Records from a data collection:

-----

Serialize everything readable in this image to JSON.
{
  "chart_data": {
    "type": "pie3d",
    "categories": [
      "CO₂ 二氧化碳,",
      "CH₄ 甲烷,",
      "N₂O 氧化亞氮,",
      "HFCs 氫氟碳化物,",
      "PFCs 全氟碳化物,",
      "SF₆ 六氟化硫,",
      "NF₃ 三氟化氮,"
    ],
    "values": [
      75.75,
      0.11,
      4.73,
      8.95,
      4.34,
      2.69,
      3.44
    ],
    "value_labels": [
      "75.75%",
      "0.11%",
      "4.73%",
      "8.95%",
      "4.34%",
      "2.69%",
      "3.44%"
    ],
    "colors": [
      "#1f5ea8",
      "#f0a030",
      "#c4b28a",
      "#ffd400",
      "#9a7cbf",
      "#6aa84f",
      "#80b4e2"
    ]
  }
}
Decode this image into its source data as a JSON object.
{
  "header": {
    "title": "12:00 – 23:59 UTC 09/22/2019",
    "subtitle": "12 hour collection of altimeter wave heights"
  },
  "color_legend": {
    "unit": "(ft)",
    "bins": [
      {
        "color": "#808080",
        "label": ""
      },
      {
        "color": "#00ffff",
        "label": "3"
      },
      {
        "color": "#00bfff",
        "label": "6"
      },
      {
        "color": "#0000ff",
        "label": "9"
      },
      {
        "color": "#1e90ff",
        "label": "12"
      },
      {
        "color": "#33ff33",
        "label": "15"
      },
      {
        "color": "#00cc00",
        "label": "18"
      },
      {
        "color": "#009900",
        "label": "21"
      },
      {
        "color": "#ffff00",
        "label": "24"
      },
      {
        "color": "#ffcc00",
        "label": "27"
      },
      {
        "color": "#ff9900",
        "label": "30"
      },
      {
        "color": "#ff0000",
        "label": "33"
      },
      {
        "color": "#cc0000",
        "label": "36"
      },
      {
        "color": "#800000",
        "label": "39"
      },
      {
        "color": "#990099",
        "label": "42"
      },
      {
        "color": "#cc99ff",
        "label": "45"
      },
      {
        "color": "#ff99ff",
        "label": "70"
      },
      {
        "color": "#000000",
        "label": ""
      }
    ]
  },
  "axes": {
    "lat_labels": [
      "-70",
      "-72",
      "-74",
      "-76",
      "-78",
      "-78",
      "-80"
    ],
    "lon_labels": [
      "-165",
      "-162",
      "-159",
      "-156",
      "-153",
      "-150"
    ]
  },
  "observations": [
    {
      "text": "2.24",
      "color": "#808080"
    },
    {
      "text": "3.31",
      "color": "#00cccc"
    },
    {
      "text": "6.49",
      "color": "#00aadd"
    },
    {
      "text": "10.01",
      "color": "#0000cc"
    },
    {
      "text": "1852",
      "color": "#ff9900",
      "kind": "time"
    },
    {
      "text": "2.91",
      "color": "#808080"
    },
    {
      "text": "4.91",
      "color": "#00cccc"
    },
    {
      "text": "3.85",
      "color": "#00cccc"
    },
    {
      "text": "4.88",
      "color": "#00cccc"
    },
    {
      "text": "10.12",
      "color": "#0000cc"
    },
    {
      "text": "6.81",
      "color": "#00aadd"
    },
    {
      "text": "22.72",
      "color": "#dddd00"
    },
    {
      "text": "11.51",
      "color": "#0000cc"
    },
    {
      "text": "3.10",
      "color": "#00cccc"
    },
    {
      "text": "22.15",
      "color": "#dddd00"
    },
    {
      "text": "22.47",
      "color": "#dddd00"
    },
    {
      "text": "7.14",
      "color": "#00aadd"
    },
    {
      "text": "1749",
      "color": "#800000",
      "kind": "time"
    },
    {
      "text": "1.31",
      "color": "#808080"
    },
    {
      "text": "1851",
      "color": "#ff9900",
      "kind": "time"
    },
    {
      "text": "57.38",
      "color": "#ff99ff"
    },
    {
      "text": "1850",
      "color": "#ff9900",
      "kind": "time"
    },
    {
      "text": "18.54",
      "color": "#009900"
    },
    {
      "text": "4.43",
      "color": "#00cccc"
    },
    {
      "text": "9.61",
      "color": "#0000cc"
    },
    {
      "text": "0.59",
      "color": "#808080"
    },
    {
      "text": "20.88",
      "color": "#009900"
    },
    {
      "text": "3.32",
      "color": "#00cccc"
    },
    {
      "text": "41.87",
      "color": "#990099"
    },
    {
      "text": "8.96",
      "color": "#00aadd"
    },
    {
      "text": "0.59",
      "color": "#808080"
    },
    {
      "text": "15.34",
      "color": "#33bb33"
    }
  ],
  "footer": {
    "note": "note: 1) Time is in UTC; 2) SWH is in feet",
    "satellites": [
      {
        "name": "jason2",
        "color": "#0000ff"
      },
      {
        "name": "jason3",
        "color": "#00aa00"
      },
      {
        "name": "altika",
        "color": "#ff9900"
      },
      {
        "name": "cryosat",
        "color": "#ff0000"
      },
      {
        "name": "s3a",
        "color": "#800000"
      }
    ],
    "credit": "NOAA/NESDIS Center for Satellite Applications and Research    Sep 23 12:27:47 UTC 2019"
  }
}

-----

Locate the word "JSON" in the data above. Copy every line carrying it.

▶ _OUTPUT OF THE TASK_:
Serialize everything readable in this image to JSON.
Decode this image into its source data as a JSON object.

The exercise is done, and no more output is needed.